Extracted data entries
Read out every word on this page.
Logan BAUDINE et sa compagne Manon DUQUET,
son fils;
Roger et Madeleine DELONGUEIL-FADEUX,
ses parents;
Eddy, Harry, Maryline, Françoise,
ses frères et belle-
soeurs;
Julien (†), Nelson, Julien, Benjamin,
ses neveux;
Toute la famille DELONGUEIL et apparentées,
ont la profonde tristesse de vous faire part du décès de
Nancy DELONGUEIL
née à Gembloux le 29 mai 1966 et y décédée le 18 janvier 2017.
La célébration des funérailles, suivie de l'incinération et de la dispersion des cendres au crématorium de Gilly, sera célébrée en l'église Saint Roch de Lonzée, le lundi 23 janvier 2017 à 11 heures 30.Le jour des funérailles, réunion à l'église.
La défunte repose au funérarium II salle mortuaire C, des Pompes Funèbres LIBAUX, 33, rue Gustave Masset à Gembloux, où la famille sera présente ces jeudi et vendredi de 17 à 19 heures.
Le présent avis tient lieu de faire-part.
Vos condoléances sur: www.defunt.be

* * *

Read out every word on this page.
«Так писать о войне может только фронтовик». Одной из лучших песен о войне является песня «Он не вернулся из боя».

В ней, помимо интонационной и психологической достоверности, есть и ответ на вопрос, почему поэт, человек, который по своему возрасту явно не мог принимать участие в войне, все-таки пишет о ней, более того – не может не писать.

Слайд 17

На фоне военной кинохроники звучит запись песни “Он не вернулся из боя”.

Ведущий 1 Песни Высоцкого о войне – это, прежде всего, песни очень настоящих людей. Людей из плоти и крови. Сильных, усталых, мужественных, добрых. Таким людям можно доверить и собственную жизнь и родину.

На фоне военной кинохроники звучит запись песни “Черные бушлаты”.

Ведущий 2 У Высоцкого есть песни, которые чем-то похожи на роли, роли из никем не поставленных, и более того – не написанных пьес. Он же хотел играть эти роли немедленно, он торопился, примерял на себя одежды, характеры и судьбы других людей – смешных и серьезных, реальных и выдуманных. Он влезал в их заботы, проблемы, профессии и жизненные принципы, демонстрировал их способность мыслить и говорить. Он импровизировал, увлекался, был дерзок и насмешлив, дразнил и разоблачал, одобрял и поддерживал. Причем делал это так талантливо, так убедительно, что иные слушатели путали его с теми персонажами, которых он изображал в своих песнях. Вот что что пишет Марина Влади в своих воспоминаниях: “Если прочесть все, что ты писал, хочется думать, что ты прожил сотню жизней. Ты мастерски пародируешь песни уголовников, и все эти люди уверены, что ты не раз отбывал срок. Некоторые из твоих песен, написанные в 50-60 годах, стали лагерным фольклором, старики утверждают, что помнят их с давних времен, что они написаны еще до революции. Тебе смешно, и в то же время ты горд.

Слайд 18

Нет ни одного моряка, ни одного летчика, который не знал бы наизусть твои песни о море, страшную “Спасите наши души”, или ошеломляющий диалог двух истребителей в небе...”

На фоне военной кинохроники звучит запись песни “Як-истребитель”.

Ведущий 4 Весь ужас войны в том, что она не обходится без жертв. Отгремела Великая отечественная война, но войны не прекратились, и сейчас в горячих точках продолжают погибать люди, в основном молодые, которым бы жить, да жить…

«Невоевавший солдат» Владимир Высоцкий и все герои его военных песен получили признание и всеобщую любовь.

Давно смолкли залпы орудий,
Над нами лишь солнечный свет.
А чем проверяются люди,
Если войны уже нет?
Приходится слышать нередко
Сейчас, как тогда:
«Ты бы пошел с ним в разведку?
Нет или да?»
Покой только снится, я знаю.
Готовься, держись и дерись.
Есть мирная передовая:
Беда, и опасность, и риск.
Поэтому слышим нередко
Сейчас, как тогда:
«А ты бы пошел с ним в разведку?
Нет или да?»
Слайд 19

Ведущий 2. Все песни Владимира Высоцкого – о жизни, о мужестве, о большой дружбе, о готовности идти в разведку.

...

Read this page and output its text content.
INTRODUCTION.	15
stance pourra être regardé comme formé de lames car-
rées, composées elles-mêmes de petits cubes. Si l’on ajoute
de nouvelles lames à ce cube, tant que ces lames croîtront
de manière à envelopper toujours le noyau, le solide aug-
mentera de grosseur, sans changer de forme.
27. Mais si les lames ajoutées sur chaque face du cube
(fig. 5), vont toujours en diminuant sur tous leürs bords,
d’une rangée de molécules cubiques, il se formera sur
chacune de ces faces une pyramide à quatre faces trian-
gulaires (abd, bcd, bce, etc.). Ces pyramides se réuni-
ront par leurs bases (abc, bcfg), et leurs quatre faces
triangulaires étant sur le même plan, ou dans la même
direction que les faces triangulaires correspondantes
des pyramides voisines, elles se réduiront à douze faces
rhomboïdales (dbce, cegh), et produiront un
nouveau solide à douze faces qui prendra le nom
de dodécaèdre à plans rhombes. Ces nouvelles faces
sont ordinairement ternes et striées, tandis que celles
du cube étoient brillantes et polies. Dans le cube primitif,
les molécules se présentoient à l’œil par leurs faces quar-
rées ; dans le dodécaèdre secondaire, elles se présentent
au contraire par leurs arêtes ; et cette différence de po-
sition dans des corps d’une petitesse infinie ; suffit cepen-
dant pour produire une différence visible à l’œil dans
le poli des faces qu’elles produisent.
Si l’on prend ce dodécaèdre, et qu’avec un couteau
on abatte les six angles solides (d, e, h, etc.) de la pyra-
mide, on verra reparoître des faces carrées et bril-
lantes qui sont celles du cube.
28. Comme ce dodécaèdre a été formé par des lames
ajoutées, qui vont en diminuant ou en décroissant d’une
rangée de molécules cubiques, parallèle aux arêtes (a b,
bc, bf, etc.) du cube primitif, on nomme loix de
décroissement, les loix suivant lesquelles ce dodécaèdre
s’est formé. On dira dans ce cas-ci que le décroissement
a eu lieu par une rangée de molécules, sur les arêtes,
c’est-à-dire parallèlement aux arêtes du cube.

EXERCISE DESCRIPTION:
Review the preceding data and report every line that includes the string "molécules".

EXERCISE ANSWER:
d’une rangée de molécules cubiques, il se formera sur
les molécules se présentoient à l’œil par leurs faces quar-
rangée de molécules cubiques, parallèle aux arêtes (a b,
a eu lieu par une rangée de molécules, sur les arêtes,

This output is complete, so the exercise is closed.